• Exercise: Return the lines below that carry the word "name".

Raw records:

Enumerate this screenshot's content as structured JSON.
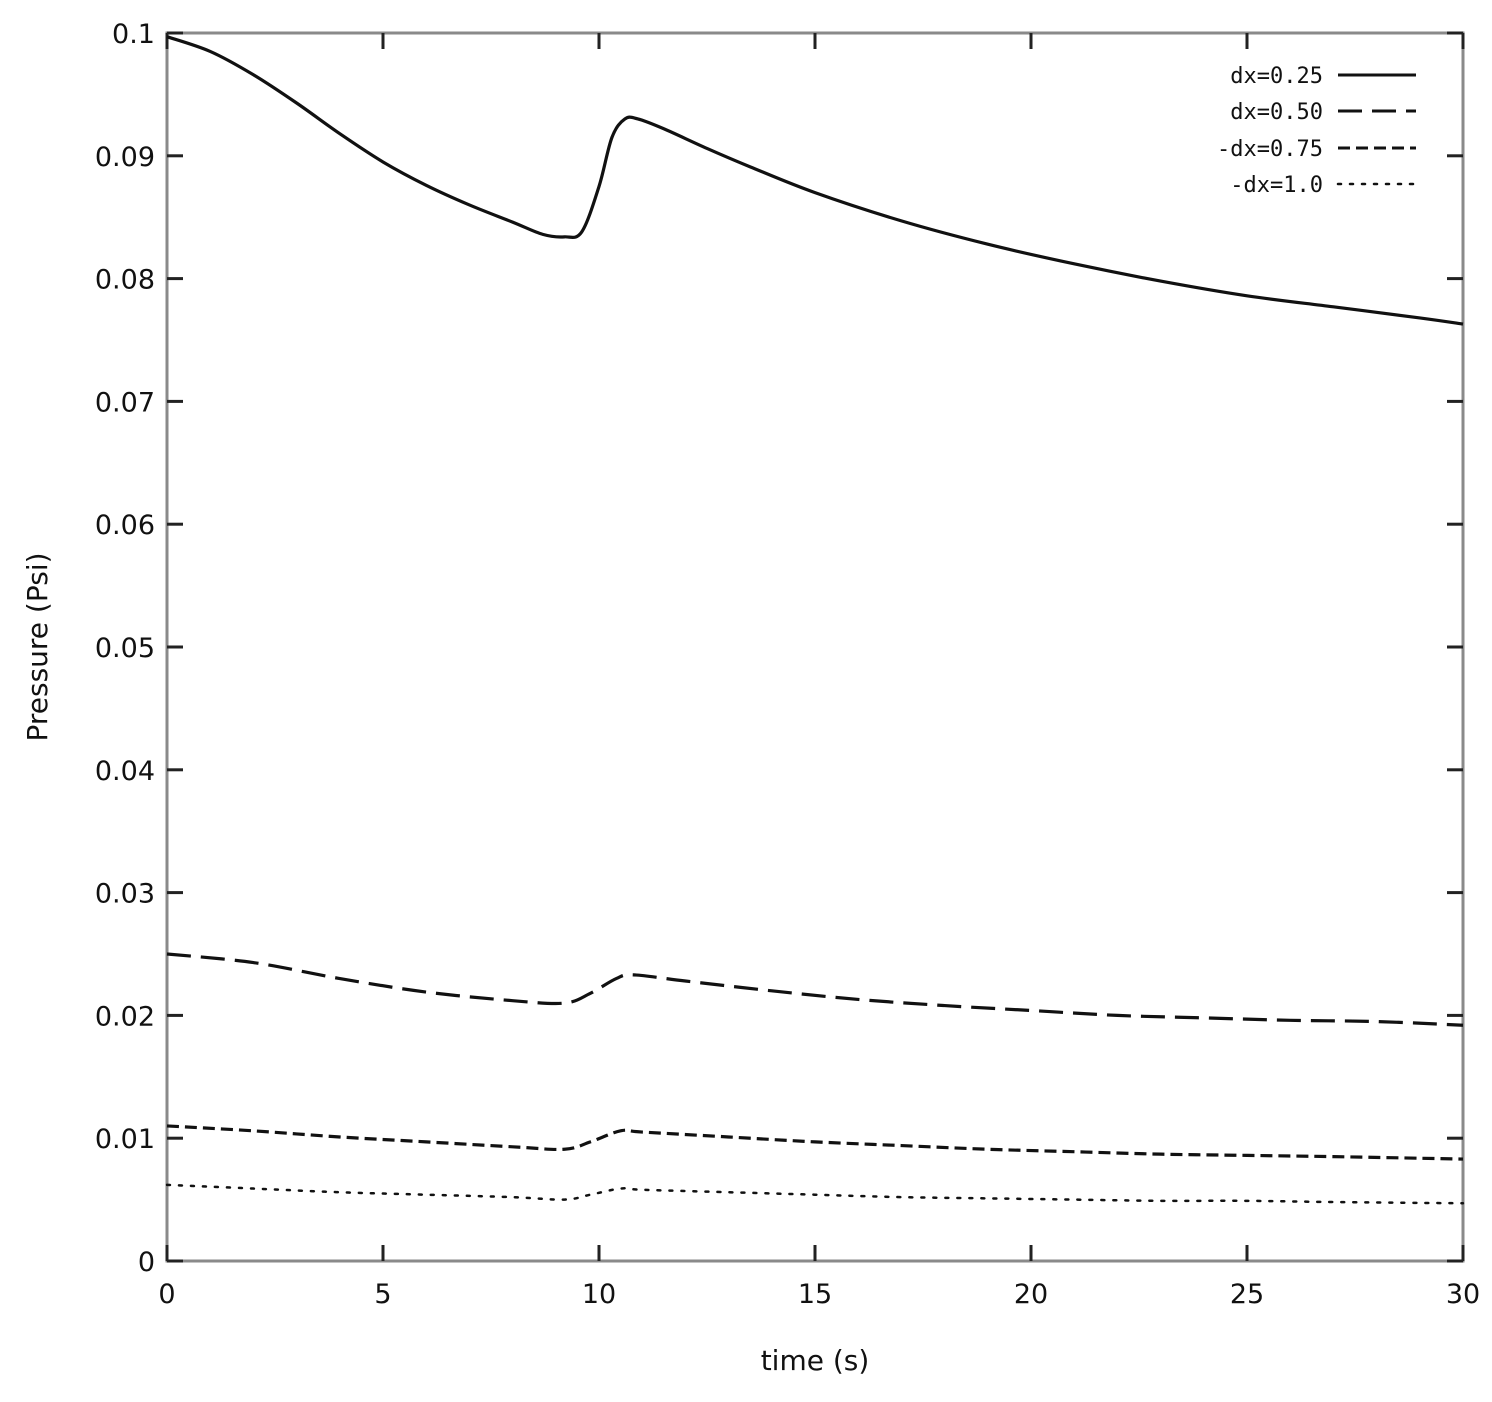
{
  "chart_data": {
    "type": "line",
    "title": "",
    "xlabel": "time (s)",
    "ylabel": "Pressure  (Psi)",
    "xlim": [
      0,
      30
    ],
    "ylim": [
      0,
      0.1
    ],
    "xticks": [
      0,
      5,
      10,
      15,
      20,
      25,
      30
    ],
    "yticks": [
      0,
      0.01,
      0.02,
      0.03,
      0.04,
      0.05,
      0.06,
      0.07,
      0.08,
      0.09,
      0.1
    ],
    "xtick_labels": [
      "0",
      "5",
      "10",
      "15",
      "20",
      "25",
      "30"
    ],
    "ytick_labels": [
      "0",
      "0.01",
      "0.02",
      "0.03",
      "0.04",
      "0.05",
      "0.06",
      "0.07",
      "0.08",
      "0.09",
      "0.1"
    ],
    "grid": false,
    "legend_position": "top-right",
    "series": [
      {
        "name": "dx=0.25",
        "line_style": "solid",
        "points": [
          [
            0,
            0.0997
          ],
          [
            1,
            0.0985
          ],
          [
            2,
            0.0966
          ],
          [
            3,
            0.0943
          ],
          [
            4,
            0.0918
          ],
          [
            5,
            0.0895
          ],
          [
            6,
            0.0876
          ],
          [
            7,
            0.086
          ],
          [
            8,
            0.0846
          ],
          [
            8.7,
            0.0836
          ],
          [
            9.2,
            0.0834
          ],
          [
            9.6,
            0.0838
          ],
          [
            10.0,
            0.0875
          ],
          [
            10.3,
            0.0915
          ],
          [
            10.6,
            0.093
          ],
          [
            10.9,
            0.093
          ],
          [
            11.5,
            0.0922
          ],
          [
            12.5,
            0.0906
          ],
          [
            13.5,
            0.0891
          ],
          [
            15,
            0.087
          ],
          [
            17,
            0.0847
          ],
          [
            19,
            0.0828
          ],
          [
            21,
            0.0812
          ],
          [
            23,
            0.0798
          ],
          [
            25,
            0.0786
          ],
          [
            27,
            0.0777
          ],
          [
            29,
            0.0768
          ],
          [
            30,
            0.0763
          ]
        ]
      },
      {
        "name": "dx=0.50",
        "line_style": "long-dash",
        "points": [
          [
            0,
            0.025
          ],
          [
            2,
            0.0243
          ],
          [
            4,
            0.023
          ],
          [
            6,
            0.0219
          ],
          [
            8,
            0.0212
          ],
          [
            9.2,
            0.021
          ],
          [
            9.8,
            0.0218
          ],
          [
            10.4,
            0.023
          ],
          [
            10.8,
            0.0233
          ],
          [
            12,
            0.0228
          ],
          [
            14,
            0.022
          ],
          [
            16,
            0.0213
          ],
          [
            18,
            0.0208
          ],
          [
            20,
            0.0204
          ],
          [
            22,
            0.02
          ],
          [
            24,
            0.0198
          ],
          [
            26,
            0.0196
          ],
          [
            28,
            0.0195
          ],
          [
            30,
            0.0192
          ]
        ]
      },
      {
        "name": "-dx=0.75",
        "line_style": "dash",
        "points": [
          [
            0,
            0.011
          ],
          [
            2,
            0.0106
          ],
          [
            4,
            0.0101
          ],
          [
            6,
            0.0097
          ],
          [
            8,
            0.0093
          ],
          [
            9.2,
            0.0091
          ],
          [
            9.8,
            0.0097
          ],
          [
            10.5,
            0.0106
          ],
          [
            11,
            0.0105
          ],
          [
            13,
            0.0101
          ],
          [
            15,
            0.0097
          ],
          [
            17,
            0.0094
          ],
          [
            19,
            0.0091
          ],
          [
            21,
            0.0089
          ],
          [
            23,
            0.0087
          ],
          [
            25,
            0.0086
          ],
          [
            27,
            0.0085
          ],
          [
            30,
            0.0083
          ]
        ]
      },
      {
        "name": "-dx=1.0",
        "line_style": "dot",
        "points": [
          [
            0,
            0.0062
          ],
          [
            2,
            0.0059
          ],
          [
            4,
            0.0056
          ],
          [
            6,
            0.0054
          ],
          [
            8,
            0.0052
          ],
          [
            9.2,
            0.005
          ],
          [
            9.8,
            0.0054
          ],
          [
            10.5,
            0.0059
          ],
          [
            11,
            0.0058
          ],
          [
            13,
            0.0056
          ],
          [
            15,
            0.0054
          ],
          [
            17,
            0.0052
          ],
          [
            19,
            0.0051
          ],
          [
            21,
            0.005
          ],
          [
            23,
            0.0049
          ],
          [
            25,
            0.0049
          ],
          [
            27,
            0.0048
          ],
          [
            30,
            0.0047
          ]
        ]
      }
    ]
  }
}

• Task response:
        "name": "dx=0.25",
        "name": "dx=0.50",
        "name": "-dx=0.75",
        "name": "-dx=1.0",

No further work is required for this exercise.